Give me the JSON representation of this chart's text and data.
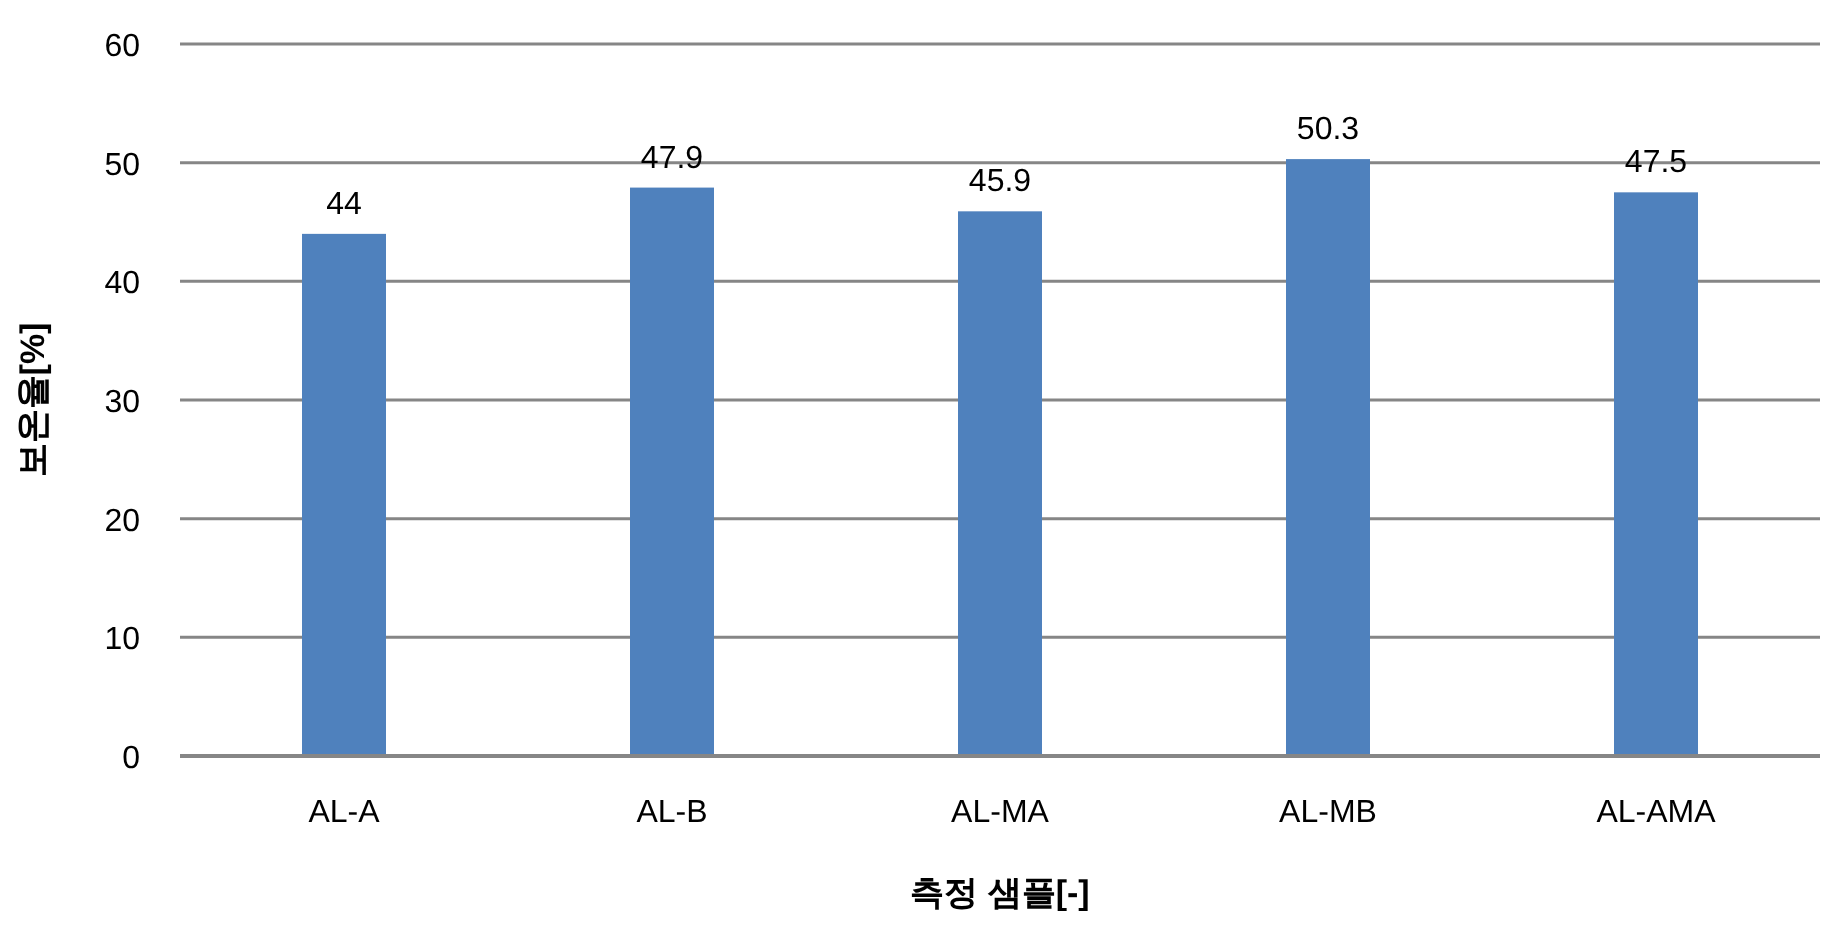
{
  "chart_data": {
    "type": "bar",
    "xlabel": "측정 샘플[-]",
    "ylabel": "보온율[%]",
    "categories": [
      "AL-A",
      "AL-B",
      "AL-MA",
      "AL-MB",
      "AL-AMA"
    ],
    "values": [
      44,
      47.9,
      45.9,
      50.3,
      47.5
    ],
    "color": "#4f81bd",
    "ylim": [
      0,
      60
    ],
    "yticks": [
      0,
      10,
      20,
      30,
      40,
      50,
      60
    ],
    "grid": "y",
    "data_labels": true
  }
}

+---+

__Written exercise__:
Restate every record exactly, please; do not copy the pictures.

__Solution for this task__:
Give me the JSON representation of this chart's text and data.
{
  "chart_data": {
    "type": "bar",
    "xlabel": "측정 샘플[-]",
    "ylabel": "보온율[%]",
    "categories": [
      "AL-A",
      "AL-B",
      "AL-MA",
      "AL-MB",
      "AL-AMA"
    ],
    "values": [
      44,
      47.9,
      45.9,
      50.3,
      47.5
    ],
    "color": "#4f81bd",
    "ylim": [
      0,
      60
    ],
    "yticks": [
      0,
      10,
      20,
      30,
      40,
      50,
      60
    ],
    "grid": "y",
    "data_labels": true
  }
}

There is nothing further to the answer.